### [Stated exercise]
Count the lines containing "adalah" in the entries underneath, and state that count without anything else.

### [Material]
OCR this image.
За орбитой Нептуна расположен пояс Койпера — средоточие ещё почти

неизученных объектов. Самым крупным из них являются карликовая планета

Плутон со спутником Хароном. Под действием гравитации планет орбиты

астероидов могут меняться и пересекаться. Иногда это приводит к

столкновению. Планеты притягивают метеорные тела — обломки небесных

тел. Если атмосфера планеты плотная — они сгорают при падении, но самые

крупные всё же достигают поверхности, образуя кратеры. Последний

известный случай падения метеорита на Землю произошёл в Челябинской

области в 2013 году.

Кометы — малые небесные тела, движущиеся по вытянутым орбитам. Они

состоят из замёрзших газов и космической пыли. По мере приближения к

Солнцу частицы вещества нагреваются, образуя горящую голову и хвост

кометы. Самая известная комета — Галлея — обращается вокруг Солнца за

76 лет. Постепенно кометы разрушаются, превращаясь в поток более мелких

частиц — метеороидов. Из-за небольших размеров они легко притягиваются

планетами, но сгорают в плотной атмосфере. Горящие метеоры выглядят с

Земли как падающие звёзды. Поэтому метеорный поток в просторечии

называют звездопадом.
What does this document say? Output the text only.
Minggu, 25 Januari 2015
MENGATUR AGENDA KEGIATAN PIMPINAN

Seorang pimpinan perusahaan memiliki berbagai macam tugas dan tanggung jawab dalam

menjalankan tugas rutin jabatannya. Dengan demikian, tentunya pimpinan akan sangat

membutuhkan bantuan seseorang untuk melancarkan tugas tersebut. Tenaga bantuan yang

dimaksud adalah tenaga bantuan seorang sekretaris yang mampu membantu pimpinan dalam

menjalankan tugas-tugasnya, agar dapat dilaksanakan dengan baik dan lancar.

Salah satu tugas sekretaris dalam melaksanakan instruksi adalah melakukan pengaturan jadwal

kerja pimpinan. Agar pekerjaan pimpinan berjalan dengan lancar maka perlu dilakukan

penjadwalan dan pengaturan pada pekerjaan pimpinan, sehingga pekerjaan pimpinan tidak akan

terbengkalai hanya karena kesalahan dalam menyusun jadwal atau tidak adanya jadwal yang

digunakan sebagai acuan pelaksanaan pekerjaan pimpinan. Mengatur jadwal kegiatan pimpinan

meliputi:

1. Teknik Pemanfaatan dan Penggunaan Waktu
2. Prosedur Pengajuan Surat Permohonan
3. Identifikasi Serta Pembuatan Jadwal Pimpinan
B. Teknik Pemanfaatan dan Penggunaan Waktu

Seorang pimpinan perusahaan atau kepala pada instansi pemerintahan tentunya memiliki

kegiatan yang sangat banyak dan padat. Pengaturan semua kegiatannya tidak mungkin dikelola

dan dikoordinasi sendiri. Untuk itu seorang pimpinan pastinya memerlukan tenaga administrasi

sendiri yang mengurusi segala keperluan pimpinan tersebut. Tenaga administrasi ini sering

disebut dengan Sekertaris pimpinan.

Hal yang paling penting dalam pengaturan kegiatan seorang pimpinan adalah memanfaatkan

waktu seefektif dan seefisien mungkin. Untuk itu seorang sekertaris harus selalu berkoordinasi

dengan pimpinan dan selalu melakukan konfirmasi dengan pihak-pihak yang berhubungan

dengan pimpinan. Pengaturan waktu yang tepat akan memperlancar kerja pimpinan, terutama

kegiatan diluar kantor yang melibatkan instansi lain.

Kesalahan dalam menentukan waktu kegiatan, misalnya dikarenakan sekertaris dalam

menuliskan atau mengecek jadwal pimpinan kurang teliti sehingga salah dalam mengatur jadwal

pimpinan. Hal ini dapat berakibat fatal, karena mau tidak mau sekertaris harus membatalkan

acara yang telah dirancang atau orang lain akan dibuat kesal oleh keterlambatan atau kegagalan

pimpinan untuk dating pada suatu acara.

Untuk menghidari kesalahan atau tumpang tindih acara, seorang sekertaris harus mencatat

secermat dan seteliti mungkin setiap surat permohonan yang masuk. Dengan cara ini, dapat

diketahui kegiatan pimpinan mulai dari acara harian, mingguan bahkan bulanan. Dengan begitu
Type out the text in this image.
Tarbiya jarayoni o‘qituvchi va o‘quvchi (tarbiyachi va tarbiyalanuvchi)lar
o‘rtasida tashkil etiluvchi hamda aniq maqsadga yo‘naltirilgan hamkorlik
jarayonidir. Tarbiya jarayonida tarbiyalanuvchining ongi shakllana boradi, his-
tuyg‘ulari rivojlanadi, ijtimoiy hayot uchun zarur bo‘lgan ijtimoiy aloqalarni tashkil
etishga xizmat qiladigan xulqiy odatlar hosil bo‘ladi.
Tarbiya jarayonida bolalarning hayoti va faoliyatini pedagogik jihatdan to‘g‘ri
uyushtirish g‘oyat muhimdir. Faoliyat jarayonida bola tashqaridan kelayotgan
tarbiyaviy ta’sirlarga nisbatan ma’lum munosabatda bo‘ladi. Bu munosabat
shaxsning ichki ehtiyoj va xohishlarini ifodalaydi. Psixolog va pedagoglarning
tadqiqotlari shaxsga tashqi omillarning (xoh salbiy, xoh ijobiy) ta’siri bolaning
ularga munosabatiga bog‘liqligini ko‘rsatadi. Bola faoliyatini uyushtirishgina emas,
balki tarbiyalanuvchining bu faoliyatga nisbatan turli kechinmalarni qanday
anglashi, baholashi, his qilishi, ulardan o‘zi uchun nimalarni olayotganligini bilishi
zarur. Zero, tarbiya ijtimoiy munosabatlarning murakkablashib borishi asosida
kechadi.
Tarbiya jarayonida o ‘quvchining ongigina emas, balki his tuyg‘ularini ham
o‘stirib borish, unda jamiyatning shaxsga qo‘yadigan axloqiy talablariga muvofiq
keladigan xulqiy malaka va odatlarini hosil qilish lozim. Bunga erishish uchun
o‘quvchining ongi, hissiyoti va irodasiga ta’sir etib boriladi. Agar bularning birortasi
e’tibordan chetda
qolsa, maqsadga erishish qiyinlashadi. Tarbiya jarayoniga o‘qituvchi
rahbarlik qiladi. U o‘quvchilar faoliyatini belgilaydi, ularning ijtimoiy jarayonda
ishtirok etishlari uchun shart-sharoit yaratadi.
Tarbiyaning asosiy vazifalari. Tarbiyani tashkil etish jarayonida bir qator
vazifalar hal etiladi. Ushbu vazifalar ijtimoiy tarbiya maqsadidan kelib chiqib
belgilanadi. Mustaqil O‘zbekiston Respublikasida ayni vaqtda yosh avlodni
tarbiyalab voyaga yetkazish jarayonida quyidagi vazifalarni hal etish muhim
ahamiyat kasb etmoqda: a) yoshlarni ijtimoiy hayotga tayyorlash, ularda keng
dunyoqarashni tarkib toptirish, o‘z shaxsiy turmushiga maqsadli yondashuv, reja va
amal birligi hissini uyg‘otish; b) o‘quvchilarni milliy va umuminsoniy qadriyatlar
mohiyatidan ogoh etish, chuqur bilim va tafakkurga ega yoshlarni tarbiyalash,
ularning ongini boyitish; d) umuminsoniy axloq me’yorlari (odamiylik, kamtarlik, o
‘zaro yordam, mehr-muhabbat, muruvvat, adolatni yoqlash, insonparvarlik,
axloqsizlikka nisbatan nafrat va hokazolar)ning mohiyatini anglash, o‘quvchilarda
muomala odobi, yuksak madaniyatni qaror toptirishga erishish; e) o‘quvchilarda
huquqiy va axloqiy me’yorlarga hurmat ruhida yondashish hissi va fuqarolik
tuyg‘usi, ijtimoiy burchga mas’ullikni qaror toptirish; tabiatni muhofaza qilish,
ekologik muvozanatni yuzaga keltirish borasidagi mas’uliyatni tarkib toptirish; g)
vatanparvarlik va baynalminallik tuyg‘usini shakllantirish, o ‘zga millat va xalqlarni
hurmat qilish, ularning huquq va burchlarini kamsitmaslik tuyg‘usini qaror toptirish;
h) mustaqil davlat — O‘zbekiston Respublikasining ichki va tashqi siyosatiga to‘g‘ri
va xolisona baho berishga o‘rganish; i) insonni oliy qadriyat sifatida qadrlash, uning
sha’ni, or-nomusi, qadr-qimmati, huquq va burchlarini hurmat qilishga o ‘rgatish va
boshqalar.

### [Exercise solution]
3